YOUR OBJECTIVE:
Omit every picture and write out the rest of the records exactly.

Stored records
================================
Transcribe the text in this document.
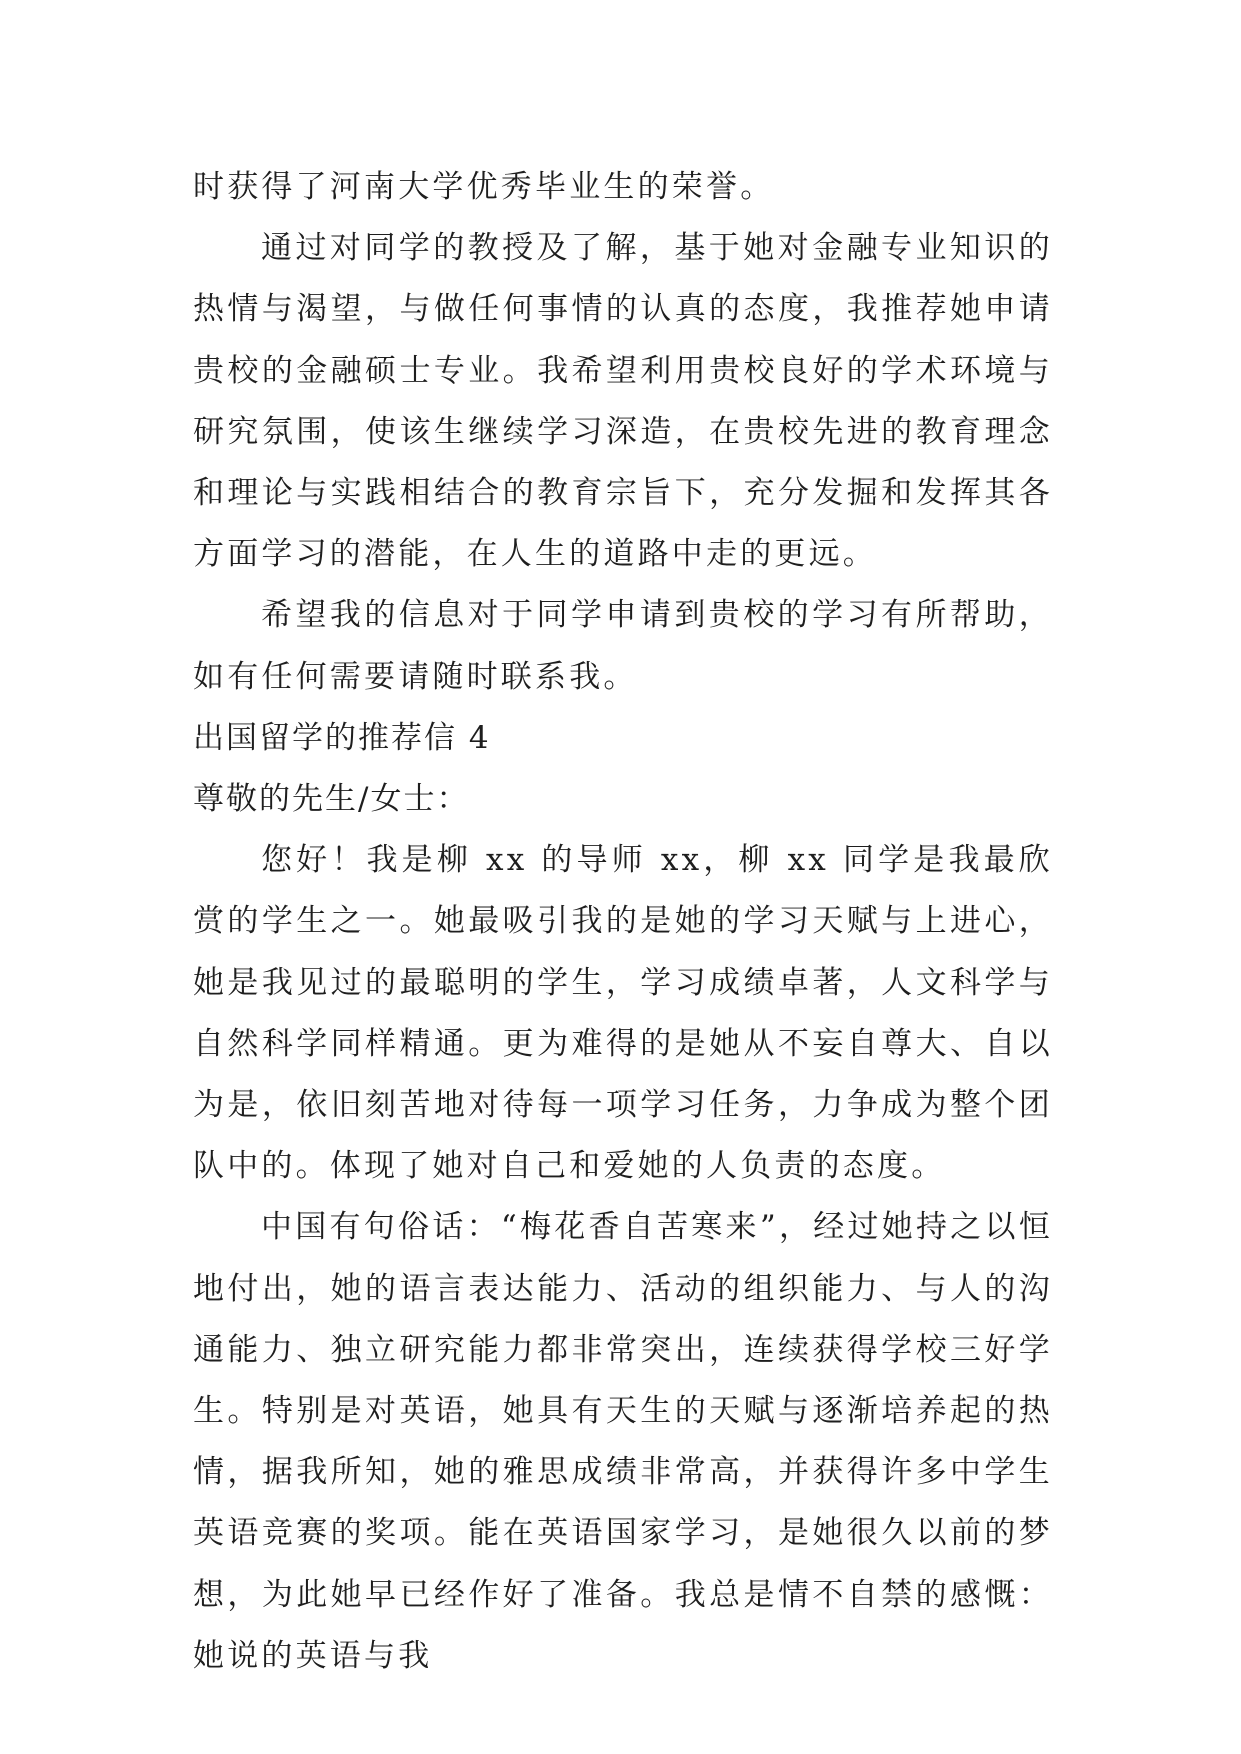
时获得了河南大学优秀毕业生的荣誉。

通过对同学的教授及了解，基于她对金融专业知识的热情与渴望，与做任何事情的认真的态度，我推荐她申请贵校的金融硕士专业。我希望利用贵校良好的学术环境与研究氛围，使该生继续学习深造，在贵校先进的教育理念和理论与实践相结合的教育宗旨下，充分发掘和发挥其各方面学习的潜能，在人生的道路中走的更远。

希望我的信息对于同学申请到贵校的学习有所帮助，如有任何需要请随时联系我。

出国留学的推荐信 4

尊敬的先生/女士：

您好！我是柳 xx 的导师 xx，柳 xx 同学是我最欣赏的学生之一。她最吸引我的是她的学习天赋与上进心，她是我见过的最聪明的学生，学习成绩卓著，人文科学与自然科学同样精通。更为难得的是她从不妄自尊大、自以为是，依旧刻苦地对待每一项学习任务，力争成为整个团队中的。体现了她对自己和爱她的人负责的态度。

中国有句俗话：“梅花香自苦寒来”，经过她持之以恒地付出，她的语言表达能力、活动的组织能力、与人的沟通能力、独立研究能力都非常突出，连续获得学校三好学生。特别是对英语，她具有天生的天赋与逐渐培养起的热情，据我所知，她的雅思成绩非常高，并获得许多中学生英语竞赛的奖项。能在英语国家学习，是她很久以前的梦想，为此她早已经作好了准备。我总是情不自禁的感慨：她说的英语与我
================================
RESPONSE:
Transcribe the text in this document.
时获得了河南大学优秀毕业生的荣誉。

通过对同学的教授及了解，基于她对金融专业知识的热情与渴望，与做任何事情的认真的态度，我推荐她申请贵校的金融硕士专业。我希望利用贵校良好的学术环境与研究氛围，使该生继续学习深造，在贵校先进的教育理念和理论与实践相结合的教育宗旨下，充分发掘和发挥其各方面学习的潜能，在人生的道路中走的更远。

希望我的信息对于同学申请到贵校的学习有所帮助，如有任何需要请随时联系我。

出国留学的推荐信 4

尊敬的先生/女士：

您好！我是柳 xx 的导师 xx，柳 xx 同学是我最欣赏的学生之一。她最吸引我的是她的学习天赋与上进心，她是我见过的最聪明的学生，学习成绩卓著，人文科学与自然科学同样精通。更为难得的是她从不妄自尊大、自以为是，依旧刻苦地对待每一项学习任务，力争成为整个团队中的。体现了她对自己和爱她的人负责的态度。

中国有句俗话：“梅花香自苦寒来”，经过她持之以恒地付出，她的语言表达能力、活动的组织能力、与人的沟通能力、独立研究能力都非常突出，连续获得学校三好学生。特别是对英语，她具有天生的天赋与逐渐培养起的热情，据我所知，她的雅思成绩非常高，并获得许多中学生英语竞赛的奖项。能在英语国家学习，是她很久以前的梦想，为此她早已经作好了准备。我总是情不自禁的感慨：她说的英语与我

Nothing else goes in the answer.